RECORDS SHOWN:
____
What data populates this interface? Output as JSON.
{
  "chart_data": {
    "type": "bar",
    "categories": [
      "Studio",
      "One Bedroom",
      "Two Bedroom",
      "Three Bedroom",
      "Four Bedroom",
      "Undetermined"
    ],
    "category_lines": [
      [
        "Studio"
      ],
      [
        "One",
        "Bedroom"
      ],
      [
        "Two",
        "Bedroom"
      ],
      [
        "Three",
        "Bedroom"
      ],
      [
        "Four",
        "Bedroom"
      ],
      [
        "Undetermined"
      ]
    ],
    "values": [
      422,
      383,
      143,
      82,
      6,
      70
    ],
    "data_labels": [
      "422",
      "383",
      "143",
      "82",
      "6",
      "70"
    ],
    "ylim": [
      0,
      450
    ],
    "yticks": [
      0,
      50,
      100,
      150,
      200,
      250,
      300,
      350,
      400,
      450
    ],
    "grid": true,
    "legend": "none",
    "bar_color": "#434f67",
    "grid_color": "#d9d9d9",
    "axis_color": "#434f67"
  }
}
____
WHAT YOU HAVE TO DO:
Copy all of the data. Keep every word exactly as it is.

SOLUTION TO THIS EXERCISE:
What data populates this interface? Output as JSON.
{
  "chart_data": {
    "type": "bar",
    "categories": [
      "Studio",
      "One Bedroom",
      "Two Bedroom",
      "Three Bedroom",
      "Four Bedroom",
      "Undetermined"
    ],
    "category_lines": [
      [
        "Studio"
      ],
      [
        "One",
        "Bedroom"
      ],
      [
        "Two",
        "Bedroom"
      ],
      [
        "Three",
        "Bedroom"
      ],
      [
        "Four",
        "Bedroom"
      ],
      [
        "Undetermined"
      ]
    ],
    "values": [
      422,
      383,
      143,
      82,
      6,
      70
    ],
    "data_labels": [
      "422",
      "383",
      "143",
      "82",
      "6",
      "70"
    ],
    "ylim": [
      0,
      450
    ],
    "yticks": [
      0,
      50,
      100,
      150,
      200,
      250,
      300,
      350,
      400,
      450
    ],
    "grid": true,
    "legend": "none",
    "bar_color": "#434f67",
    "grid_color": "#d9d9d9",
    "axis_color": "#434f67"
  }
}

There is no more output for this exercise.